- Data to process:
▬▬▬▬▬▬▬▬▬▬
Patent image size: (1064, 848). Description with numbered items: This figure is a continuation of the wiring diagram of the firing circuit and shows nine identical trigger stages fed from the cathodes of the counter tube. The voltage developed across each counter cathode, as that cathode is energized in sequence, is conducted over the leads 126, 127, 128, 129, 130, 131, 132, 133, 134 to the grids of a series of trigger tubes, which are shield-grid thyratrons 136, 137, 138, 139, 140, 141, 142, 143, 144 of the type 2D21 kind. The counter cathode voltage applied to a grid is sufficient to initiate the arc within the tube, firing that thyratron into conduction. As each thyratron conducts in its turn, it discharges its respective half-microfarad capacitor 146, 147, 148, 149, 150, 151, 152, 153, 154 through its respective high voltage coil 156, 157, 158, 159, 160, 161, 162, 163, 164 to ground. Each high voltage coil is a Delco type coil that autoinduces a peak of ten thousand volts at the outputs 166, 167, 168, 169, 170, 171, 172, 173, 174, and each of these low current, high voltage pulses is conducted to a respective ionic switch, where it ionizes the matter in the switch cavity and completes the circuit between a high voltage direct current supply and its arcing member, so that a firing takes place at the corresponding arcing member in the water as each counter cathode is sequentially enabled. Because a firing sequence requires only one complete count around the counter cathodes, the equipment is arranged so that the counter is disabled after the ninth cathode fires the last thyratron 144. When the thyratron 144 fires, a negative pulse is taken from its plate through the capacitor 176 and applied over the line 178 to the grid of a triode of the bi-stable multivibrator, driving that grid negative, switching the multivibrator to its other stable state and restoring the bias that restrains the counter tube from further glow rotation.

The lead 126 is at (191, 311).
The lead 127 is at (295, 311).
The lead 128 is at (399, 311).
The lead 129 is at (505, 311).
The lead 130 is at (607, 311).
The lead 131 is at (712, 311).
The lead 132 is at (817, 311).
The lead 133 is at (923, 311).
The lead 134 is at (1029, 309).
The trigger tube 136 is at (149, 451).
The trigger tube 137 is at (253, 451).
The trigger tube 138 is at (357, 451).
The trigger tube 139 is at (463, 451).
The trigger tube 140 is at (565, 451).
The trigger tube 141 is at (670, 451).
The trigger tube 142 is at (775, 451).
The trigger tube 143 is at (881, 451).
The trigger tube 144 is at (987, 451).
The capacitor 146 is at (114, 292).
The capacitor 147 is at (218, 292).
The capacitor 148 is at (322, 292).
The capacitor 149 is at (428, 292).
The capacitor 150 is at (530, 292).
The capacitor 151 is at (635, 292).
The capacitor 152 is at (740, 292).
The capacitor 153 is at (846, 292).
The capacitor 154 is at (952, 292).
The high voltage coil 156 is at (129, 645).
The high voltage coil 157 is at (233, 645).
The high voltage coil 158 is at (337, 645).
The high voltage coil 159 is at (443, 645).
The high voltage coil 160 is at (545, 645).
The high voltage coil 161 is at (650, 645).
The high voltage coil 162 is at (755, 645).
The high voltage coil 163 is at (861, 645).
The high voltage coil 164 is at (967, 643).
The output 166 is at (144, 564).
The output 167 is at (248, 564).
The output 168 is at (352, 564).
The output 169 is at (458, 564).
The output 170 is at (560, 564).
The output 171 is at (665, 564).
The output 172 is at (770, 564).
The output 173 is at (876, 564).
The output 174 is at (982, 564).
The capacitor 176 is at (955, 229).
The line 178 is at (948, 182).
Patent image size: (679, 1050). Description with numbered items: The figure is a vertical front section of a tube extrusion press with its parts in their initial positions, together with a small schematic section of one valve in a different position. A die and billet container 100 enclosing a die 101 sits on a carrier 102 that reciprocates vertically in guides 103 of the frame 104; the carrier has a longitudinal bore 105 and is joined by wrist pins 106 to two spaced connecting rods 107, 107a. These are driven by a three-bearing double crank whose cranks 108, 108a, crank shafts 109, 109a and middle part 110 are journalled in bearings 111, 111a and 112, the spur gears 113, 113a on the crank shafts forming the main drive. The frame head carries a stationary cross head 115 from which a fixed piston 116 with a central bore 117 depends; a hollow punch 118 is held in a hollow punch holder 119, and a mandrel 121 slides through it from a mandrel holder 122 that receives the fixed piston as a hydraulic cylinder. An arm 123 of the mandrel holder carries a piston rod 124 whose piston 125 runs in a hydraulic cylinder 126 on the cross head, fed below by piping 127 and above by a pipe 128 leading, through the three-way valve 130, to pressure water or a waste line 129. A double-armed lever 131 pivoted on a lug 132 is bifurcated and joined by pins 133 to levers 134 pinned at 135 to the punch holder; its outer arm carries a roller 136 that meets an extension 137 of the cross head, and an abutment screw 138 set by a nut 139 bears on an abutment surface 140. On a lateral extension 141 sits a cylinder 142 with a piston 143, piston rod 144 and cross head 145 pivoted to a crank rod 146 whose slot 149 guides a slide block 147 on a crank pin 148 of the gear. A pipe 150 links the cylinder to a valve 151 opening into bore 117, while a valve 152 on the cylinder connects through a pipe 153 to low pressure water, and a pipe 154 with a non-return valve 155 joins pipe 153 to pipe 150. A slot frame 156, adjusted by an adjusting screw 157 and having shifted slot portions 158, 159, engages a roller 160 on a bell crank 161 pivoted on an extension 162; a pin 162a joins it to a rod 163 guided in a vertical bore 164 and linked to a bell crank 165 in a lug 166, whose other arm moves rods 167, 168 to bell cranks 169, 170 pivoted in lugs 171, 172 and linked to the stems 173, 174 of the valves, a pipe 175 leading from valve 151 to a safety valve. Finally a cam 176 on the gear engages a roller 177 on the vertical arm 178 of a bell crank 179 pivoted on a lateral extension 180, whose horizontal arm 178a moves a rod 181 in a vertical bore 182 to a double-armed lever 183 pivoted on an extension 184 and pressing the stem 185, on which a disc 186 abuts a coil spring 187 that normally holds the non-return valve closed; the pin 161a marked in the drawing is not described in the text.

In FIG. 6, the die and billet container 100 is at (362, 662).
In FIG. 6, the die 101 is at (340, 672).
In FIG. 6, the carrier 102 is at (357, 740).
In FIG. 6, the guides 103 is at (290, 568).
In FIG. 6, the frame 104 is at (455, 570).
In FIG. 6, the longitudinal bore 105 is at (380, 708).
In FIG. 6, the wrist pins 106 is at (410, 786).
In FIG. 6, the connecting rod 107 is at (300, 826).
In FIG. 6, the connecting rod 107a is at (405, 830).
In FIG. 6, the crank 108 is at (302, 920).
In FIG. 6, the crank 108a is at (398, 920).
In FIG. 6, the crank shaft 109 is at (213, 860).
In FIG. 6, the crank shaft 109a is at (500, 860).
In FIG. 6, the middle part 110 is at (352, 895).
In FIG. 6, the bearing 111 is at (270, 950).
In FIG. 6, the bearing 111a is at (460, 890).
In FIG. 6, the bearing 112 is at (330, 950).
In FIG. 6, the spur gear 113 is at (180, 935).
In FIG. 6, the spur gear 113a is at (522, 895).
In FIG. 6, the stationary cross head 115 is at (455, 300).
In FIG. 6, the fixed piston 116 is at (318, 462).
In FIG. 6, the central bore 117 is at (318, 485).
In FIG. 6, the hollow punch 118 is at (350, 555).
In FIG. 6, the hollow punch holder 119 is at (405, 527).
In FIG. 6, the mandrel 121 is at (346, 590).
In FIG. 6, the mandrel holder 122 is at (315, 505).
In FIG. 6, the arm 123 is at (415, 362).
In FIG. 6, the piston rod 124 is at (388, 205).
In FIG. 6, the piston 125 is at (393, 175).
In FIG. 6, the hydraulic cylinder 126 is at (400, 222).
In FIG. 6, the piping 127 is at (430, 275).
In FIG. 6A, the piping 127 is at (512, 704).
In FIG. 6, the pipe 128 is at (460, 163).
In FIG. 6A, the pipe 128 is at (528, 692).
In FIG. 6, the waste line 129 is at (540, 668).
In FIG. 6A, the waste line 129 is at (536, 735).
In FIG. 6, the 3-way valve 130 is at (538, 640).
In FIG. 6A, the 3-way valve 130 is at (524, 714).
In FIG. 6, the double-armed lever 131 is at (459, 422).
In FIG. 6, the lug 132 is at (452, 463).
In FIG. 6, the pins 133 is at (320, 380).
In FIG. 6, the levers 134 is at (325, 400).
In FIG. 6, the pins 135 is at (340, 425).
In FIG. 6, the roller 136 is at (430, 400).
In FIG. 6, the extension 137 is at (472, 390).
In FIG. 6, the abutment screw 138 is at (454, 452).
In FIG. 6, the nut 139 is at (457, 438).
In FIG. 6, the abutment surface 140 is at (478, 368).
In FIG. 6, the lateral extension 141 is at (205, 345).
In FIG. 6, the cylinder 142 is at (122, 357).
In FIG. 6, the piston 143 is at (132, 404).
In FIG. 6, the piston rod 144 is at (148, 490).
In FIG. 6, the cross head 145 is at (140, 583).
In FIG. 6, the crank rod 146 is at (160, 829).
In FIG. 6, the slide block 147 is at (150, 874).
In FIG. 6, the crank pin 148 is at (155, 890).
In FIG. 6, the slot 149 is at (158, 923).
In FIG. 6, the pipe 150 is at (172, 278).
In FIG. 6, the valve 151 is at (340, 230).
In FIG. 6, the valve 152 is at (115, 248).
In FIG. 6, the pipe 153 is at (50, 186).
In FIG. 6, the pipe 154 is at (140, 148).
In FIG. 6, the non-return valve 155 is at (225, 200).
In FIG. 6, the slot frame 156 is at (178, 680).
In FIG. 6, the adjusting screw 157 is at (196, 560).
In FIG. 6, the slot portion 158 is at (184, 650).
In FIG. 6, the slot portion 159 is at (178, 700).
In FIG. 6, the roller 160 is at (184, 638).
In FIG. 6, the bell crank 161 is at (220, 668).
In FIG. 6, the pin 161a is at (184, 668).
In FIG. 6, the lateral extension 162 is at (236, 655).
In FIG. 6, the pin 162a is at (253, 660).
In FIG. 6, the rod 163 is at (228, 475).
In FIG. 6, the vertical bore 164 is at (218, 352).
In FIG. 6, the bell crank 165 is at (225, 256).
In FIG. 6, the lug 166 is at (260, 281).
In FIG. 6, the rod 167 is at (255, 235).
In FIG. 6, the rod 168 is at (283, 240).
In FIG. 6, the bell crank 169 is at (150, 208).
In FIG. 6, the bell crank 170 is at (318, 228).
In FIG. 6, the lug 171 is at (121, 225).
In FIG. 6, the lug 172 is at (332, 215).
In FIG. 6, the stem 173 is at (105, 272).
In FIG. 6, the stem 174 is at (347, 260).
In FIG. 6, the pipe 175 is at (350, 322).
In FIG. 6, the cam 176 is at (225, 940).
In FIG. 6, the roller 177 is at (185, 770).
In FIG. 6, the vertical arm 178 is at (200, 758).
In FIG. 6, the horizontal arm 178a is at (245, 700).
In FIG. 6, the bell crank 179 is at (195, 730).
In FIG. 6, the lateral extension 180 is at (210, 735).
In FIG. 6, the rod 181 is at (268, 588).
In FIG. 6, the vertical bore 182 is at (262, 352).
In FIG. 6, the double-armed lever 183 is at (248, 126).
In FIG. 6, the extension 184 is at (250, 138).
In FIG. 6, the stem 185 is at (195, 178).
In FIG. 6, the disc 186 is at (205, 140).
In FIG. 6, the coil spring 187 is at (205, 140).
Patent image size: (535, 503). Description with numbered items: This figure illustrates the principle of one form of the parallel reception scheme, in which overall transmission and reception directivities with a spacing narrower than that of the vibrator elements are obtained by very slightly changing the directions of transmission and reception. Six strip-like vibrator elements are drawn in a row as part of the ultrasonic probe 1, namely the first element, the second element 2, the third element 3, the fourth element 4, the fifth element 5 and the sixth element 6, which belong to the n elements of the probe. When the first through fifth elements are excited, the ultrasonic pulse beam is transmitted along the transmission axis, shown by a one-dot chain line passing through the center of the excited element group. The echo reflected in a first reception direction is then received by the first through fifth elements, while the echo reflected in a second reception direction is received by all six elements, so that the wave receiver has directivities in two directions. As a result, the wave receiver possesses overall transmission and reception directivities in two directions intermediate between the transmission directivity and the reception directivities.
▬▬▬▬▬▬▬▬▬▬
- The exercise:
Render the lines above as a numbered list, from the very first line through the line containing "The lead 132 is at (817, 311).", and leave out any blank lines.

- Full solution:
1. Patent image size: (1064, 848). Description with numbered items: This figure is a continuation of the wiring diagram of the firing circuit and shows nine identical trigger stages fed from the cathodes of the counter tube. The voltage developed across each counter cathode, as that cathode is energized in sequence, is conducted over the leads 126, 127, 128, 129, 130, 131, 132, 133, 134 to the grids of a series of trigger tubes, which are shield-grid thyratrons 136, 137, 138, 139, 140, 141, 142, 143, 144 of the type 2D21 kind. The counter cathode voltage applied to a grid is sufficient to initiate the arc within the tube, firing that thyratron into conduction. As each thyratron conducts in its turn, it discharges its respective half-microfarad capacitor 146, 147, 148, 149, 150, 151, 152, 153, 154 through its respective high voltage coil 156, 157, 158, 159, 160, 161, 162, 163, 164 to ground. Each high voltage coil is a Delco type coil that autoinduces a peak of ten thousand volts at the outputs 166, 167, 168, 169, 170, 171, 172, 173, 174, and each of these low current, high voltage pulses is conducted to a respective ionic switch, where it ionizes the matter in the switch cavity and completes the circuit between a high voltage direct current supply and its arcing member, so that a firing takes place at the corresponding arcing member in the water as each counter cathode is sequentially enabled. Because a firing sequence requires only one complete count around the counter cathodes, the equipment is arranged so that the counter is disabled after the ninth cathode fires the last thyratron 144. When the thyratron 144 fires, a negative pulse is taken from its plate through the capacitor 176 and applied over the line 178 to the grid of a triode of the bi-stable multivibrator, driving that grid negative, switching the multivibrator to its other stable state and restoring the bias that restrains the counter tube from further glow rotation.
2. The lead 126 is at (191, 311).
3. The lead 127 is at (295, 311).
4. The lead 128 is at (399, 311).
5. The lead 129 is at (505, 311).
6. The lead 130 is at (607, 311).
7. The lead 131 is at (712, 311).
8. The lead 132 is at (817, 311).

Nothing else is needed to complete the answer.